** Required work **
Write the data out again exactly, with no pictures.

** Dataset records **
::::::::::

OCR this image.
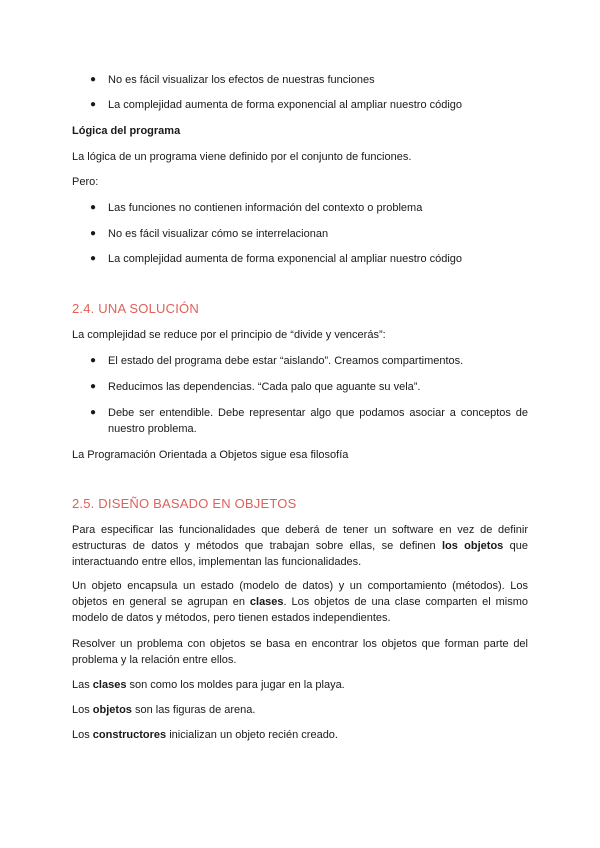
● No es fácil visualizar los efectos de nuestras funciones
● La complejidad aumenta de forma exponencial al ampliar nuestro código
Lógica del programa
La lógica de un programa viene definido por el conjunto de funciones.
Pero:
● Las funciones no contienen información del contexto o problema
● No es fácil visualizar cómo se interrelacionan
● La complejidad aumenta de forma exponencial al ampliar nuestro código
2.4. UNA SOLUCIÓN
La complejidad se reduce por el principio de “divide y vencerás”:
● El estado del programa debe estar “aislando”. Creamos compartimentos.
● Reducimos las dependencias. “Cada palo que aguante su vela”.
● Debe ser entendible. Debe representar algo que podamos asociar a conceptos de nuestro problema.
La Programación Orientada a Objetos sigue esa filosofía
2.5. DISEÑO BASADO EN OBJETOS

Para especificar las funcionalidades que deberá de tener un software en vez de definir estructuras de datos y métodos que trabajan sobre ellas, se definen los objetos que interactuando entre ellos, implementan las funcionalidades.

Un objeto encapsula un estado (modelo de datos) y un comportamiento (métodos). Los objetos en general se agrupan en clases. Los objetos de una clase comparten el mismo modelo de datos y métodos, pero tienen estados independientes.

Resolver un problema con objetos se basa en encontrar los objetos que forman parte del problema y la relación entre ellos.

Las clases son como los moldes para jugar en la playa.

Los objetos son las figuras de arena.

Los constructores inicializan un objeto recién creado.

::::::::::

** Result below **
OCR this image.
● No es fácil visualizar los efectos de nuestras funciones
● La complejidad aumenta de forma exponencial al ampliar nuestro código
Lógica del programa
La lógica de un programa viene definido por el conjunto de funciones.
Pero:
● Las funciones no contienen información del contexto o problema
● No es fácil visualizar cómo se interrelacionan
● La complejidad aumenta de forma exponencial al ampliar nuestro código
2.4. UNA SOLUCIÓN
La complejidad se reduce por el principio de “divide y vencerás”:
● El estado del programa debe estar “aislando”. Creamos compartimentos.
● Reducimos las dependencias. “Cada palo que aguante su vela”.
● Debe ser entendible. Debe representar algo que podamos asociar a conceptos de nuestro problema.
La Programación Orientada a Objetos sigue esa filosofía
2.5. DISEÑO BASADO EN OBJETOS

Para especificar las funcionalidades que deberá de tener un software en vez de definir estructuras de datos y métodos que trabajan sobre ellas, se definen los objetos que interactuando entre ellos, implementan las funcionalidades.

Un objeto encapsula un estado (modelo de datos) y un comportamiento (métodos). Los objetos en general se agrupan en clases. Los objetos de una clase comparten el mismo modelo de datos y métodos, pero tienen estados independientes.

Resolver un problema con objetos se basa en encontrar los objetos que forman parte del problema y la relación entre ellos.

Las clases son como los moldes para jugar en la playa.

Los objetos son las figuras de arena.

Los constructores inicializan un objeto recién creado.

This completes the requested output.